==== Entries shown ====

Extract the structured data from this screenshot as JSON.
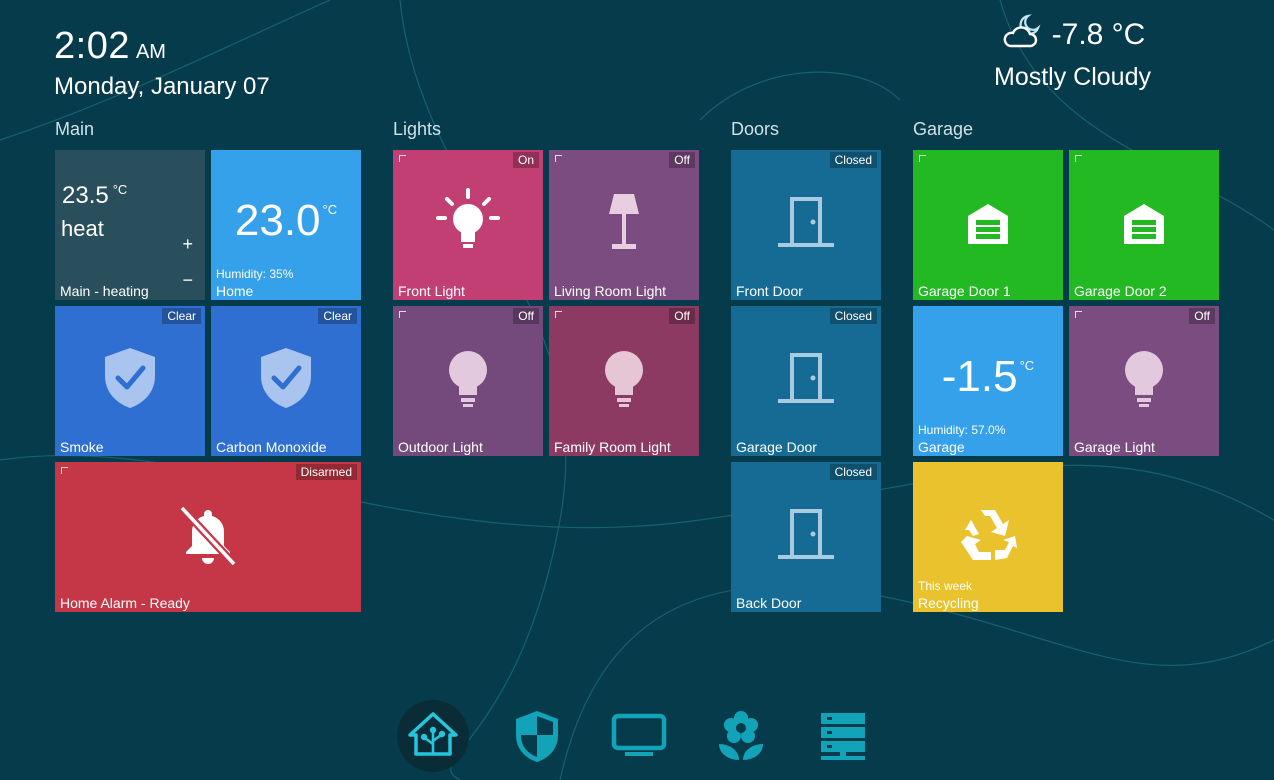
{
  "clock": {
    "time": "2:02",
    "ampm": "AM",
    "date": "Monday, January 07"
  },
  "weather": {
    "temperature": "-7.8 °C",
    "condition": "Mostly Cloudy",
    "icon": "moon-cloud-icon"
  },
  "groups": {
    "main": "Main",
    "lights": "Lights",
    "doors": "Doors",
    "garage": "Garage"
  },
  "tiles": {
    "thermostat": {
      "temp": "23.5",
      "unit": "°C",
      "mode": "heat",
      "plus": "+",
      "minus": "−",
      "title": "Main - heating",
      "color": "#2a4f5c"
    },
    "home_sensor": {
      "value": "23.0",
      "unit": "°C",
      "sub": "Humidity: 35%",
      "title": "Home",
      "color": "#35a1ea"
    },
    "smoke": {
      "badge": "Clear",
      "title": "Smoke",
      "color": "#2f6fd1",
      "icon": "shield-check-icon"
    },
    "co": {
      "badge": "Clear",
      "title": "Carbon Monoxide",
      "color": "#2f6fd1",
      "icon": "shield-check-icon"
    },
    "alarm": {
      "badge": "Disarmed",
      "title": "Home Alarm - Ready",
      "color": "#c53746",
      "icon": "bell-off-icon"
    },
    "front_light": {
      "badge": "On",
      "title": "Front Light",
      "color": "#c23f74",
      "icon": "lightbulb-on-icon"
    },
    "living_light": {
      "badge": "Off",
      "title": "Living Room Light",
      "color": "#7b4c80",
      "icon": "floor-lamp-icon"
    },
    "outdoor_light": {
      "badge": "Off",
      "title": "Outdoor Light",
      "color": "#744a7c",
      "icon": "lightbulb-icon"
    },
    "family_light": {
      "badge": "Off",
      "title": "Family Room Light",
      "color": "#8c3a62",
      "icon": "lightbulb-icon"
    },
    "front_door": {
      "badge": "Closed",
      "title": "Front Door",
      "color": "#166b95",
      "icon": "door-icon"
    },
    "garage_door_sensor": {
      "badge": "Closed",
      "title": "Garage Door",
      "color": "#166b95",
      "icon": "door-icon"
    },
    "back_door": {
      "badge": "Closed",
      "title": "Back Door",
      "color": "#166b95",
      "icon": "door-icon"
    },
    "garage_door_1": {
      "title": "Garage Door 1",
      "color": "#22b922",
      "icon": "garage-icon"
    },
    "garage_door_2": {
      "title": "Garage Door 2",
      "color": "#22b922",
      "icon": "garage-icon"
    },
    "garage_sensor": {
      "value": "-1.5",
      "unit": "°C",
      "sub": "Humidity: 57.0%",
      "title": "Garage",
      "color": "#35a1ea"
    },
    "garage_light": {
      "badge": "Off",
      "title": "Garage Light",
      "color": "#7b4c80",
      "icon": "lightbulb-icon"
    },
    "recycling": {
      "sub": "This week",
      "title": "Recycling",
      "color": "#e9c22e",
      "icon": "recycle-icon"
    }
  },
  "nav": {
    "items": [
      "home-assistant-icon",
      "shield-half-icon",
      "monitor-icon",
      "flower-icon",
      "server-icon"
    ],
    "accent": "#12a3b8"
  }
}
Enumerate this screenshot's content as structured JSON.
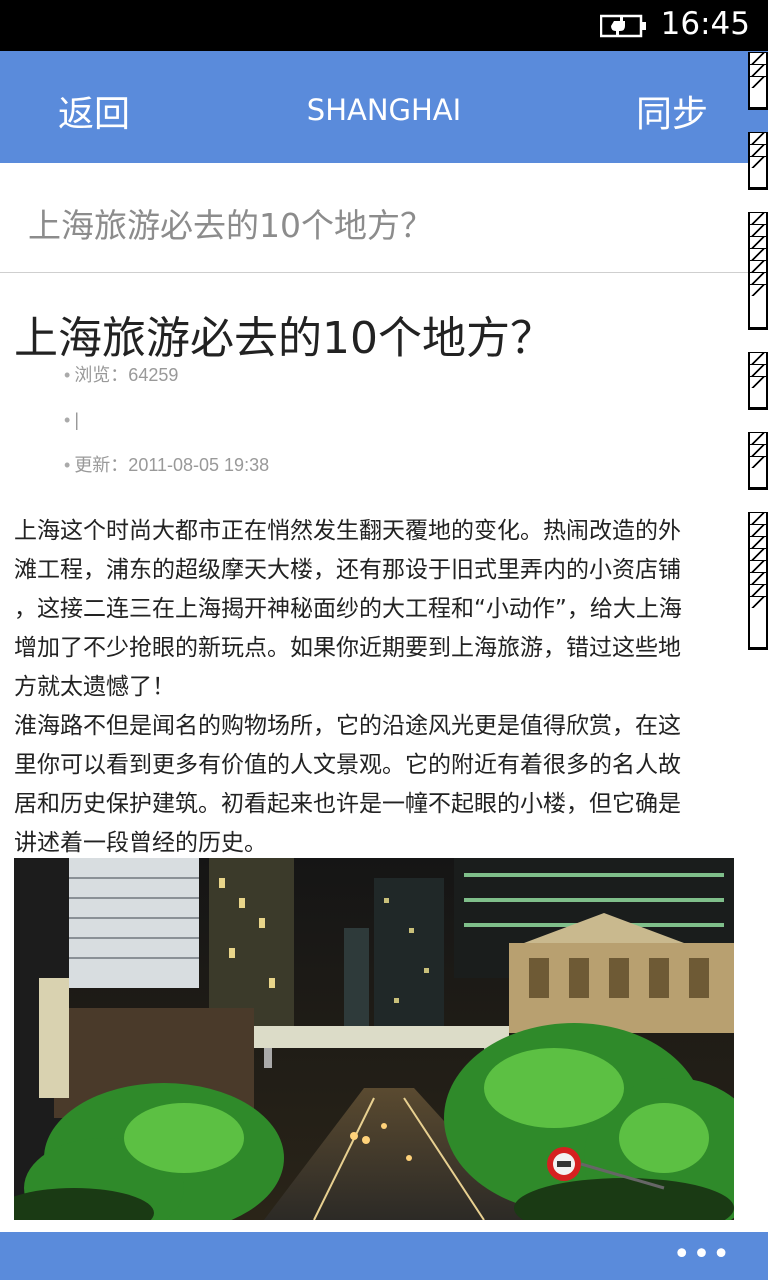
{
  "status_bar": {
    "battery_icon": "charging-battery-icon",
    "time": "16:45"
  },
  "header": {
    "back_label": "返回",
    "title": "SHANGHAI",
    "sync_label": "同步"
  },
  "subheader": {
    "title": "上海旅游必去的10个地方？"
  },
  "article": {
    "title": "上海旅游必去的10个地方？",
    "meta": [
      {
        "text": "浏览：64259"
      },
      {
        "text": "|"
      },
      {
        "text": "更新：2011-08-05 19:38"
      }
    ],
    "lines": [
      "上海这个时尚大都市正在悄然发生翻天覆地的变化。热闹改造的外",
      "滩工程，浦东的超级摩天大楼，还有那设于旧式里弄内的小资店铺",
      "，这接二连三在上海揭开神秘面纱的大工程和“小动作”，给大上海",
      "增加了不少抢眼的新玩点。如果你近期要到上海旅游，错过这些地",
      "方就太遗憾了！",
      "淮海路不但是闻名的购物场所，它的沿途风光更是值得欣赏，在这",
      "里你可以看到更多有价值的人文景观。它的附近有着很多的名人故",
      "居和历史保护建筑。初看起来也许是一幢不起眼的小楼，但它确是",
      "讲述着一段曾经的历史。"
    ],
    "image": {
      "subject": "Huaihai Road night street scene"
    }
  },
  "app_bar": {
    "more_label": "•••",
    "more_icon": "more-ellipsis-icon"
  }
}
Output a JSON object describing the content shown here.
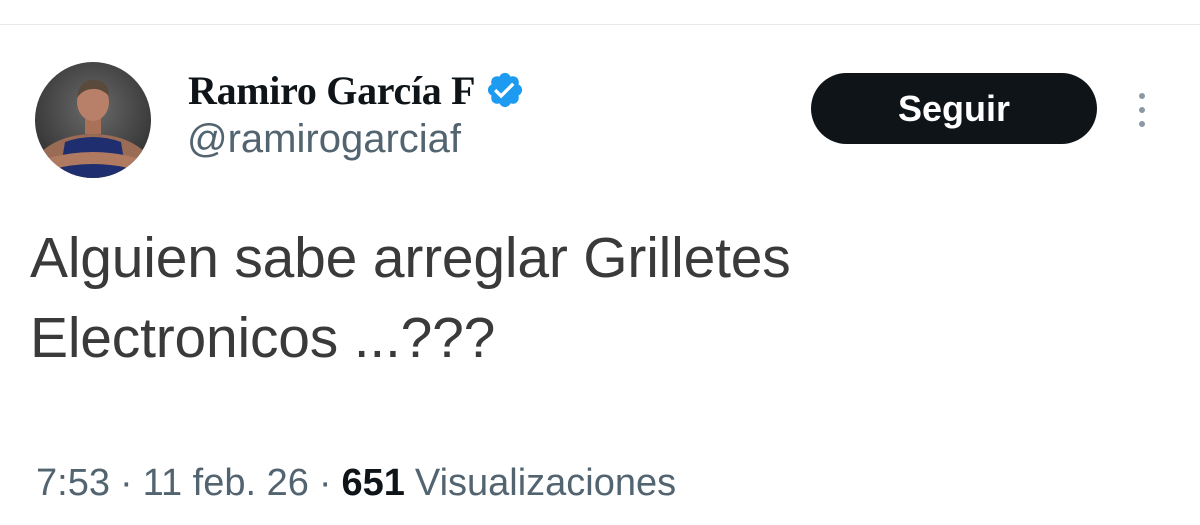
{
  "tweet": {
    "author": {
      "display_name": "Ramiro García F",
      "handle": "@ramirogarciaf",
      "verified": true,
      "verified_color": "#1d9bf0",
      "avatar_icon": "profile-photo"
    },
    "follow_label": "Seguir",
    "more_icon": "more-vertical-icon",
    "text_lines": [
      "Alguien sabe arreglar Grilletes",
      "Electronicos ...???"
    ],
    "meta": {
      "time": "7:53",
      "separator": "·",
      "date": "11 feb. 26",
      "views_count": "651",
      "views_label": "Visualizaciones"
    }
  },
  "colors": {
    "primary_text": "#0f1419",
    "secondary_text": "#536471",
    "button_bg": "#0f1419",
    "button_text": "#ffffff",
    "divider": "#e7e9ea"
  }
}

====
==== Entries shown ====

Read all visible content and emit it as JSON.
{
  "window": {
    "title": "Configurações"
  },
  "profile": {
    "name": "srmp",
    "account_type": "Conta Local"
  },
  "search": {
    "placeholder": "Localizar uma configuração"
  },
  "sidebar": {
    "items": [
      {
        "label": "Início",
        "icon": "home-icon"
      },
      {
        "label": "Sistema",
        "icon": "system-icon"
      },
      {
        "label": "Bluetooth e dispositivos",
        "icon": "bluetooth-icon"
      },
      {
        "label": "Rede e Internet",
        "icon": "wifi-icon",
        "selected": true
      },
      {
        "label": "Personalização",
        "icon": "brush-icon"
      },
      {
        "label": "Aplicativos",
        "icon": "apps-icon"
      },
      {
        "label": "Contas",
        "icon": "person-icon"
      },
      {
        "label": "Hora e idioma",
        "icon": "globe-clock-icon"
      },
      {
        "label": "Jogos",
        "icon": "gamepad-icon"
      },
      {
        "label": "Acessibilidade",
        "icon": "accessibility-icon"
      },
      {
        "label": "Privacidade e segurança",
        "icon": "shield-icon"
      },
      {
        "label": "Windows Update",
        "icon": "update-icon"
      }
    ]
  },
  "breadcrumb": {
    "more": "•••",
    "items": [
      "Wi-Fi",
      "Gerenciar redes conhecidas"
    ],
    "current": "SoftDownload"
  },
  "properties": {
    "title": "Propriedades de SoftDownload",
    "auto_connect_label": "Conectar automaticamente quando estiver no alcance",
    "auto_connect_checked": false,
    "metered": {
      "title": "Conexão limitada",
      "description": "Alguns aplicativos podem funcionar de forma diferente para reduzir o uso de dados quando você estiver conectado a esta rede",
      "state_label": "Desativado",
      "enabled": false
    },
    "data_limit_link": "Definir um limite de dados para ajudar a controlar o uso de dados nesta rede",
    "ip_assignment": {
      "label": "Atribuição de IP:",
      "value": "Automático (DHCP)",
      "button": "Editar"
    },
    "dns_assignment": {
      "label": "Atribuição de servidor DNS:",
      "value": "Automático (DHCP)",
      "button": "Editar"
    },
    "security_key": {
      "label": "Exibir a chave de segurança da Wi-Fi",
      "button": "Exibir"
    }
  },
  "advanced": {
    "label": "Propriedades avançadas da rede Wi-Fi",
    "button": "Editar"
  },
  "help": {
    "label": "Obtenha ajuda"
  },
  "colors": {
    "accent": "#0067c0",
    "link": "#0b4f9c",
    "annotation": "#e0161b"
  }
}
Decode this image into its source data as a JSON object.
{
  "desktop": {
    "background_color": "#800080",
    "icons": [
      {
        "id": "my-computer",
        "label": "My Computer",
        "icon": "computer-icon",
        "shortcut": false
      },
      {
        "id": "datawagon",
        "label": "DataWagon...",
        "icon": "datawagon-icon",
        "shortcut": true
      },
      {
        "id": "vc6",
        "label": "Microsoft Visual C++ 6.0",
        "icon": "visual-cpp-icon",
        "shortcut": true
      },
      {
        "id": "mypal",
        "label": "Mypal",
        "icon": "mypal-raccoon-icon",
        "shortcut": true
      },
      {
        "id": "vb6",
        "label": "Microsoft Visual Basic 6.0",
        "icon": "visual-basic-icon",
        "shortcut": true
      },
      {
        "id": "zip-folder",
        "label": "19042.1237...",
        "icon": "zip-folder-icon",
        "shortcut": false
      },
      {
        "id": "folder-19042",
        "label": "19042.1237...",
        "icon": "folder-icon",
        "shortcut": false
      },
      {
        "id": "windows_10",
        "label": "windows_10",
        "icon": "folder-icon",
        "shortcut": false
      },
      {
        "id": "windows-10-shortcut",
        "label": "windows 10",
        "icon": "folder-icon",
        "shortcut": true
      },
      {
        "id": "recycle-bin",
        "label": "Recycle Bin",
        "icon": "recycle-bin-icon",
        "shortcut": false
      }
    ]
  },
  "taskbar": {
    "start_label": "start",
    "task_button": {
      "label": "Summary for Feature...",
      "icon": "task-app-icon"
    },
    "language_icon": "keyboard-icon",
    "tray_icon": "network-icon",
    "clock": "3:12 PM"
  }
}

====
==== Entries shown ====

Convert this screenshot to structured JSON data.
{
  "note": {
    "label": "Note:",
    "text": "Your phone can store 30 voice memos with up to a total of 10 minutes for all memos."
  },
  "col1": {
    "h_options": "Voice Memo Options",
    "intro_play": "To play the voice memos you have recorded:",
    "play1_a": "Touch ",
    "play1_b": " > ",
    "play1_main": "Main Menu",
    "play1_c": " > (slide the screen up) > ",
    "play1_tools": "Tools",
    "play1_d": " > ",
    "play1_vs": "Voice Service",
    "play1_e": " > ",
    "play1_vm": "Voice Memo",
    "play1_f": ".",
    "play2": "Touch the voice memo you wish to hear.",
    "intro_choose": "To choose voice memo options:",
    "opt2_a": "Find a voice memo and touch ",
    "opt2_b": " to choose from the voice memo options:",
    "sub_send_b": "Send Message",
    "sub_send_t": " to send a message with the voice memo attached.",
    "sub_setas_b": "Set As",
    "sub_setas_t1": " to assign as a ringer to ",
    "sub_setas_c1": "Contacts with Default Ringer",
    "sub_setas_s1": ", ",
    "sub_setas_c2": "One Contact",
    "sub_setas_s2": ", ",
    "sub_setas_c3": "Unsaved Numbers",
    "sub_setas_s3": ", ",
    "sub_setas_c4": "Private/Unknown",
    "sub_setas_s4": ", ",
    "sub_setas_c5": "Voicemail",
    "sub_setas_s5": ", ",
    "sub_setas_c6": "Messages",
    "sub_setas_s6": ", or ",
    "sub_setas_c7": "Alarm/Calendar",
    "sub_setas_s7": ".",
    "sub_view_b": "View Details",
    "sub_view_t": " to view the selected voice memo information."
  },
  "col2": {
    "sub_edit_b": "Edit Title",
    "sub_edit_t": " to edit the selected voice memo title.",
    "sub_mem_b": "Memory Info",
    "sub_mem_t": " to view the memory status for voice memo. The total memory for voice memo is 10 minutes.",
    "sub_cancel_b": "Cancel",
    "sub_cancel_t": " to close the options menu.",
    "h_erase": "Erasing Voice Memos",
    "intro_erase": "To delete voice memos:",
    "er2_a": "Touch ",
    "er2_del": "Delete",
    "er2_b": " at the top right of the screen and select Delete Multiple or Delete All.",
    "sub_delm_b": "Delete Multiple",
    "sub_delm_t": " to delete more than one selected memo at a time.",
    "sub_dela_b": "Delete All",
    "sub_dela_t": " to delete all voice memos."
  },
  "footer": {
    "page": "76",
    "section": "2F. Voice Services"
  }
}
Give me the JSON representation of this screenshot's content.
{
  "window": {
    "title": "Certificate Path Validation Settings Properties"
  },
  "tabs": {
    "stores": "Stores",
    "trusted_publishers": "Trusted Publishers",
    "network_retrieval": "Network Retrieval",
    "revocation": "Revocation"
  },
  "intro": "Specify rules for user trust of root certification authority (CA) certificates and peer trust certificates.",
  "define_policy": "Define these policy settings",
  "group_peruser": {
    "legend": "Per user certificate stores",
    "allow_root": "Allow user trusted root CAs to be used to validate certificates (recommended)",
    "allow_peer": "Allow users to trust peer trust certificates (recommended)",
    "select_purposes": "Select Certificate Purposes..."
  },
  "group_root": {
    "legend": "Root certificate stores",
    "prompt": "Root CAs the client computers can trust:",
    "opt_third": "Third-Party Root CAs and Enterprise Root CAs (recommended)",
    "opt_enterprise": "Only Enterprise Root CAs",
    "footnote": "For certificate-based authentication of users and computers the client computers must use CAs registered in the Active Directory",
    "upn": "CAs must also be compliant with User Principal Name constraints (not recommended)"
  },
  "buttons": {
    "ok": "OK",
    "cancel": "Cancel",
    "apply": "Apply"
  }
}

====

Short task: Give only the count of lines in this material that contain the string "stores".

Solution for this task: 3